- 练习说明: 把列表从开头到含有“- page-top-strip: [0, 0, 1280, 8]”的那一行逐字照抄一遍，首尾两行都算在内。

版面数据集中的若干行

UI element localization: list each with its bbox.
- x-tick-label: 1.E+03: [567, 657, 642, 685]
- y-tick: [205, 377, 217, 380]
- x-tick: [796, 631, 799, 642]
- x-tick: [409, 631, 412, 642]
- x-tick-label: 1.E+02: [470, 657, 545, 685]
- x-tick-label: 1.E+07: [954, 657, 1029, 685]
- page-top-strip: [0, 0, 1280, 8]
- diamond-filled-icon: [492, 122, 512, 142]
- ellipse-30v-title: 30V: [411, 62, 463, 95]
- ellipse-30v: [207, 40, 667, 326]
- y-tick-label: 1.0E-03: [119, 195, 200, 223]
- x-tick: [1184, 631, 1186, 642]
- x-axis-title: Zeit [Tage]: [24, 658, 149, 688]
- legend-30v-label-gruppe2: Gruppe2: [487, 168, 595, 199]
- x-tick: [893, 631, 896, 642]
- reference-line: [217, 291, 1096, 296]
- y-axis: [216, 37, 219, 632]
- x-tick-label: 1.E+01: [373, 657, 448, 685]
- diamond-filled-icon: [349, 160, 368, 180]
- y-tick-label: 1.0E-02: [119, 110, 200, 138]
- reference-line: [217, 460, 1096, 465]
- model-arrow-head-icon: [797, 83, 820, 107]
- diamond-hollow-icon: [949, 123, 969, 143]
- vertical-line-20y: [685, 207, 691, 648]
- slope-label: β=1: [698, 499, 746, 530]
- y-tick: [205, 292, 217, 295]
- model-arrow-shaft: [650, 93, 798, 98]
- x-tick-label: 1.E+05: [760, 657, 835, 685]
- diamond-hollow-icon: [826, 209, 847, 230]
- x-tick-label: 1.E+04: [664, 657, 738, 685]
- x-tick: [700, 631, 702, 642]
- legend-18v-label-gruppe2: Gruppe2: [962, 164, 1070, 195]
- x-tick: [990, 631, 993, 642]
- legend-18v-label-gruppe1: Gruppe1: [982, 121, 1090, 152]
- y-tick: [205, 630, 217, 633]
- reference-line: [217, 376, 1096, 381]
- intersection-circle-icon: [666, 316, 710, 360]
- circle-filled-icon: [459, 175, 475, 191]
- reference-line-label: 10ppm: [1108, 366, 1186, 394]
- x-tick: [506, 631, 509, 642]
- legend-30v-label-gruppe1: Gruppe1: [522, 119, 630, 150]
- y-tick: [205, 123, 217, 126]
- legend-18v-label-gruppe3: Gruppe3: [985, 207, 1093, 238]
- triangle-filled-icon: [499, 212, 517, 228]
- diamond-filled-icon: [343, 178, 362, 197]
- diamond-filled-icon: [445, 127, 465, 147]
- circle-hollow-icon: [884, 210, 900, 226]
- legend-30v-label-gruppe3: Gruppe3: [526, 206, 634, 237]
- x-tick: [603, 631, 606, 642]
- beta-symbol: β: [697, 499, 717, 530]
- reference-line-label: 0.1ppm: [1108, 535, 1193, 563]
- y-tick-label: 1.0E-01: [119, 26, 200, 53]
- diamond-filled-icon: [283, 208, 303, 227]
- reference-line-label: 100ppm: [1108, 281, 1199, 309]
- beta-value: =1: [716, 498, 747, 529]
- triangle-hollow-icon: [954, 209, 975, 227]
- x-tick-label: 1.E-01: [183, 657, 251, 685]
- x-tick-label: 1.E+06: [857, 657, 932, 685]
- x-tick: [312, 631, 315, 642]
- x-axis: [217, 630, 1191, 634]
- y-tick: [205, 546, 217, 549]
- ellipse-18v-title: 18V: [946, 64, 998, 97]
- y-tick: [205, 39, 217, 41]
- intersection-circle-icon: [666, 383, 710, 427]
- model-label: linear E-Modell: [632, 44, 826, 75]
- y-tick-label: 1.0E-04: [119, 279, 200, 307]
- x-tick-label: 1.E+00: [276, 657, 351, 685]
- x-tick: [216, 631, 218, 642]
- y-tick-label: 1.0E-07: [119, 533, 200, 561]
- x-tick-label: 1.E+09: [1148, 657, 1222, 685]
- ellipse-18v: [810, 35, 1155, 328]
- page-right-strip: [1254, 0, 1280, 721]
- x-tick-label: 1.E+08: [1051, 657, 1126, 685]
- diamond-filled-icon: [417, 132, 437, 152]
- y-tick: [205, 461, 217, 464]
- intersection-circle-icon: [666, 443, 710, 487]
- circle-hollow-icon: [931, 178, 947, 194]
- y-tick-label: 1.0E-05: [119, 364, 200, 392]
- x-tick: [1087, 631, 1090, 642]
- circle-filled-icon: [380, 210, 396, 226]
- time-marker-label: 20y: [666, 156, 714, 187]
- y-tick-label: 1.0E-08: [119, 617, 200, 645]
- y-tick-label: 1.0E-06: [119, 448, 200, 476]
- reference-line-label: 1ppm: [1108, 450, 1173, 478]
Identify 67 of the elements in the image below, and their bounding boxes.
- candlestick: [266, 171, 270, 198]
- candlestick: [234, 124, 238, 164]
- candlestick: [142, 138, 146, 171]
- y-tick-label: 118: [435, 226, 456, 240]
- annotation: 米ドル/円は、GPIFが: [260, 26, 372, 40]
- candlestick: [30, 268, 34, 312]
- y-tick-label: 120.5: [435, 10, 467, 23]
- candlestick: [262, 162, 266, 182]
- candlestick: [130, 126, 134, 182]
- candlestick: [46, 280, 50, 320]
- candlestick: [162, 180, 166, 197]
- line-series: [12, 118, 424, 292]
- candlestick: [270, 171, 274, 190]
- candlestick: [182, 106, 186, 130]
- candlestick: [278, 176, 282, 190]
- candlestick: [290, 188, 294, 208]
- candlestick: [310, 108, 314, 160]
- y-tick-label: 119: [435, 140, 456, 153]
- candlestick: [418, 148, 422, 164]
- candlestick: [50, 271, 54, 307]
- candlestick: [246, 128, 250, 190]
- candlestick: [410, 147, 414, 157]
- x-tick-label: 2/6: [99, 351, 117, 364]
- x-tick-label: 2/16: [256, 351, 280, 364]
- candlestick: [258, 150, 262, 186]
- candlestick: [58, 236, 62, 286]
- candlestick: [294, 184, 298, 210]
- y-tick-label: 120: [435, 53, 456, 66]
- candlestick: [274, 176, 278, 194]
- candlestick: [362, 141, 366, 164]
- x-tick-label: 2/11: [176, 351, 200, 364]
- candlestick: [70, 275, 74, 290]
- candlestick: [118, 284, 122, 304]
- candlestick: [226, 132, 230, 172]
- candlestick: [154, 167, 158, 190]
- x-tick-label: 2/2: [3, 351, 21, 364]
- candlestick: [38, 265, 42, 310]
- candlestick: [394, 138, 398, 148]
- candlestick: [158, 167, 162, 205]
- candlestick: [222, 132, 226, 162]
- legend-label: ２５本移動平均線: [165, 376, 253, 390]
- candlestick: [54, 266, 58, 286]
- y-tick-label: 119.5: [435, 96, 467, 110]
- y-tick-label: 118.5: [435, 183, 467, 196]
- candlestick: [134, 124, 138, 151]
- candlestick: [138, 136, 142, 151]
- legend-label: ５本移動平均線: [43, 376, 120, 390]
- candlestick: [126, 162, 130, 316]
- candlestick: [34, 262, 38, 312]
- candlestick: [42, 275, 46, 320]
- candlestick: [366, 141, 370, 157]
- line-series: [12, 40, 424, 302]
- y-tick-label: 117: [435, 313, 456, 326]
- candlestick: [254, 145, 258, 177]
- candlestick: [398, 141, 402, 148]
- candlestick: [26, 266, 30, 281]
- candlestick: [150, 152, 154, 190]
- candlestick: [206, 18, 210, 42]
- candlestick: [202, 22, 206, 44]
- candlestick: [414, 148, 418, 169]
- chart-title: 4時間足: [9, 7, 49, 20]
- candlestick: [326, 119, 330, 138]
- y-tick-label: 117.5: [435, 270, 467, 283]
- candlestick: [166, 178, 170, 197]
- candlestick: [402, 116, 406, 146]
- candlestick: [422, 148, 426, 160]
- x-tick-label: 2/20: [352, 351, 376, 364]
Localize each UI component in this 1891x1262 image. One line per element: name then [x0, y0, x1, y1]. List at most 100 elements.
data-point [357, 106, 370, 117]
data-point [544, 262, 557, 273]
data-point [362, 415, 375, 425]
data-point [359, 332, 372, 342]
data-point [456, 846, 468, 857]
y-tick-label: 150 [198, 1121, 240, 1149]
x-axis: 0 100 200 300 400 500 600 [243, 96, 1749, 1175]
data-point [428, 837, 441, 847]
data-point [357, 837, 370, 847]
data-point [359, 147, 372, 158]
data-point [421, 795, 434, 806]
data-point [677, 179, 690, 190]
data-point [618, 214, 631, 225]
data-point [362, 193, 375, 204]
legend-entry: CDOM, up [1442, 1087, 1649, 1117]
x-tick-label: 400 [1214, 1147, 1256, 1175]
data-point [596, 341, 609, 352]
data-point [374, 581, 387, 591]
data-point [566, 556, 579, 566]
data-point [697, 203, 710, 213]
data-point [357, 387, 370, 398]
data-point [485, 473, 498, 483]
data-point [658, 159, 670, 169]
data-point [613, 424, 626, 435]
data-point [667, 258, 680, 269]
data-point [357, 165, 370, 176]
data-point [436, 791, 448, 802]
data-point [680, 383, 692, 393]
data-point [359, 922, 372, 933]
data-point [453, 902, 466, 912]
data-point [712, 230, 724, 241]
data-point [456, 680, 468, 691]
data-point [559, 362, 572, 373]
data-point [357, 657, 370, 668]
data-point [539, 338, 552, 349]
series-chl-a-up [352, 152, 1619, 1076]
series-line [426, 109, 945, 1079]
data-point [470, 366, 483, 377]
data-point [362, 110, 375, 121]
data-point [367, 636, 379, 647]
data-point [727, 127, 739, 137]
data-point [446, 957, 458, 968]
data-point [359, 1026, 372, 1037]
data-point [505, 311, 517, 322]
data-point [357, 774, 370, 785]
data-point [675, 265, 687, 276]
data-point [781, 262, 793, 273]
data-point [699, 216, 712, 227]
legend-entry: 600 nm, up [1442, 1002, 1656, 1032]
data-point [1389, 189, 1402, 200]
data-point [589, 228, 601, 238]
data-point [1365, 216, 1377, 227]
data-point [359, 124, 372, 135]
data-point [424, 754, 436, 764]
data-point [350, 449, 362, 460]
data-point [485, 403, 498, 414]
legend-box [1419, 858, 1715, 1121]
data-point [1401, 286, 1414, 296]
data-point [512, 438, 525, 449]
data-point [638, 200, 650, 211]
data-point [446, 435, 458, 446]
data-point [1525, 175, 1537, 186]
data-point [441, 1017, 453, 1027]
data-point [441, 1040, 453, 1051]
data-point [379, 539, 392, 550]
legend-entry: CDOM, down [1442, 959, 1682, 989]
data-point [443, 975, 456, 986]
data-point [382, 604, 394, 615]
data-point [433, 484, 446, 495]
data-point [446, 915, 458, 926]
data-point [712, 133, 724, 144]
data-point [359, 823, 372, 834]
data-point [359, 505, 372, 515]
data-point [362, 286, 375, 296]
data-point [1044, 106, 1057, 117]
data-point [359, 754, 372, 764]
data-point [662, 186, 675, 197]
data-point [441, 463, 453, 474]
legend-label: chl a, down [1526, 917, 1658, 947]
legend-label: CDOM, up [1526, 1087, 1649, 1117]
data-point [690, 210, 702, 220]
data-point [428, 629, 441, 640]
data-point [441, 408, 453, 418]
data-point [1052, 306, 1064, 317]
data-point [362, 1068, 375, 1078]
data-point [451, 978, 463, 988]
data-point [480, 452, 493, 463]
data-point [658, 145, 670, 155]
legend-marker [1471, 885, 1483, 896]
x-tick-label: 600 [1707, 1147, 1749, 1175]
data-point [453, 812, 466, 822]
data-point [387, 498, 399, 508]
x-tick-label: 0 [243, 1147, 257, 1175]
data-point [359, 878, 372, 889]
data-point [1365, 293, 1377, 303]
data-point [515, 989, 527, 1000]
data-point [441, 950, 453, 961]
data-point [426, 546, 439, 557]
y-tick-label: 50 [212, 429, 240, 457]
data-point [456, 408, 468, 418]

- 练习解答:
UI element localization: list each with its bbox.
- x-tick-label: 1.E+03: [567, 657, 642, 685]
- y-tick: [205, 377, 217, 380]
- x-tick: [796, 631, 799, 642]
- x-tick: [409, 631, 412, 642]
- x-tick-label: 1.E+02: [470, 657, 545, 685]
- x-tick-label: 1.E+07: [954, 657, 1029, 685]
- page-top-strip: [0, 0, 1280, 8]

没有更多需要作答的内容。